Job: Gather from the listing below each line that includes the word "text", and copy it.

[Data records]
------------------------------------------------
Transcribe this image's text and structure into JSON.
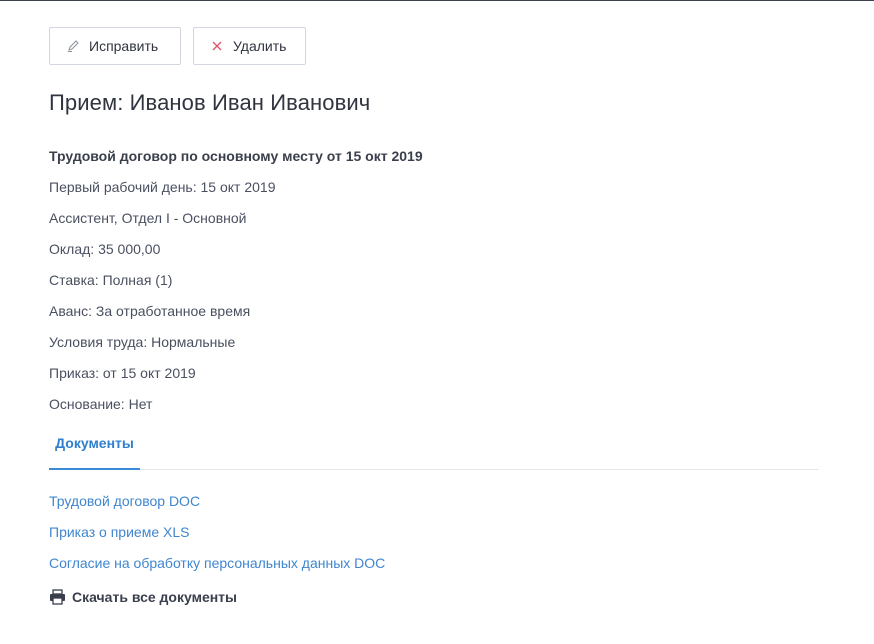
{
  "toolbar": {
    "edit_label": "Исправить",
    "delete_label": "Удалить",
    "edit_icon": "pencil-icon",
    "delete_icon": "close-icon",
    "delete_icon_color": "#e0556a"
  },
  "page_title": "Прием: Иванов Иван Иванович",
  "details": {
    "contract": "Трудовой договор по основному месту от 15 окт 2019",
    "first_day": "Первый рабочий день: 15 окт 2019",
    "position": "Ассистент, Отдел I - Основной",
    "salary": "Оклад: 35 000,00",
    "rate": "Ставка: Полная (1)",
    "advance": "Аванс: За отработанное время",
    "conditions": "Условия труда: Нормальные",
    "order": "Приказ: от 15 окт 2019",
    "basis": "Основание: Нет"
  },
  "tabs": [
    {
      "label": "Документы",
      "active": true
    }
  ],
  "documents": [
    "Трудовой договор DOC",
    "Приказ о приеме XLS",
    "Согласие на обработку персональных данных DOC"
  ],
  "download_all": {
    "label": "Скачать все документы",
    "icon": "printer-icon"
  },
  "colors": {
    "accent": "#3a8ad8",
    "link": "#3f86cf",
    "text": "#3c4150"
  }
}
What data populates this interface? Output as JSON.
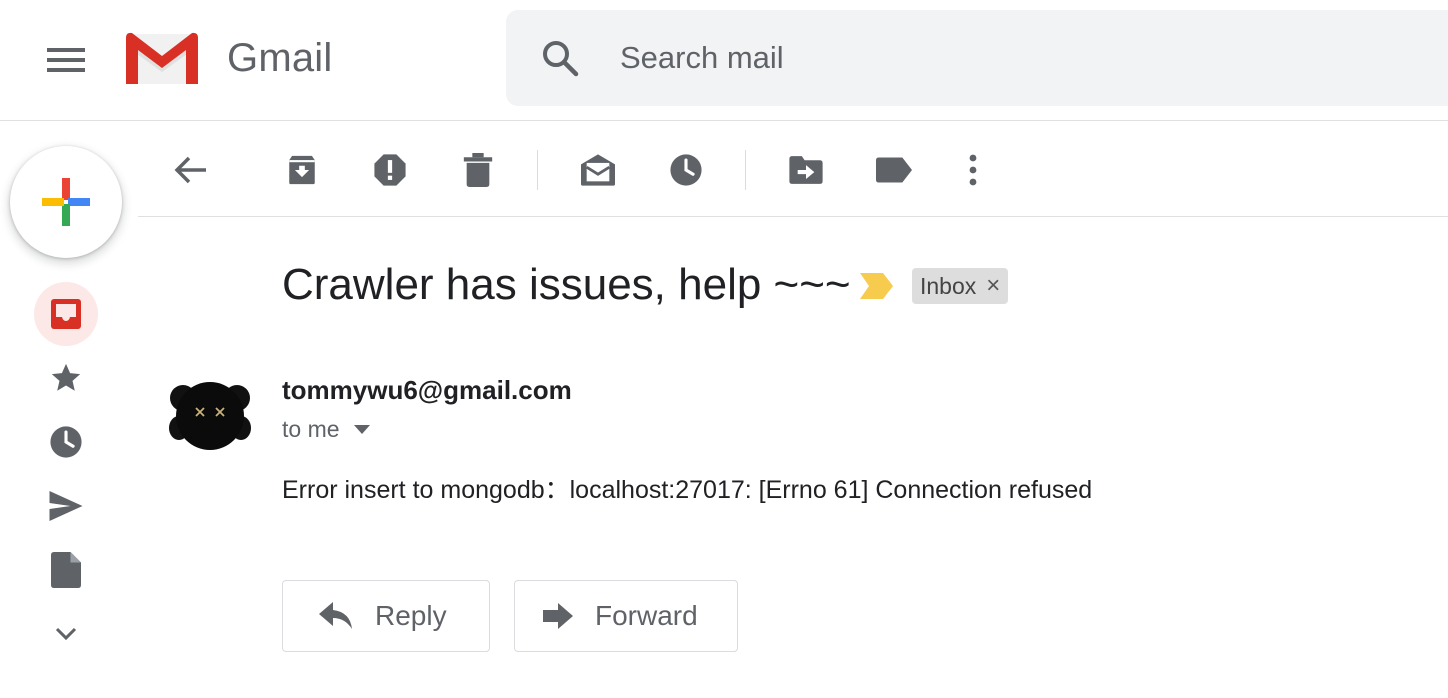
------------------------------------------------
Reply to the task:
Transcribe this image's text and structure into JSON.
    "text": "#3c4150"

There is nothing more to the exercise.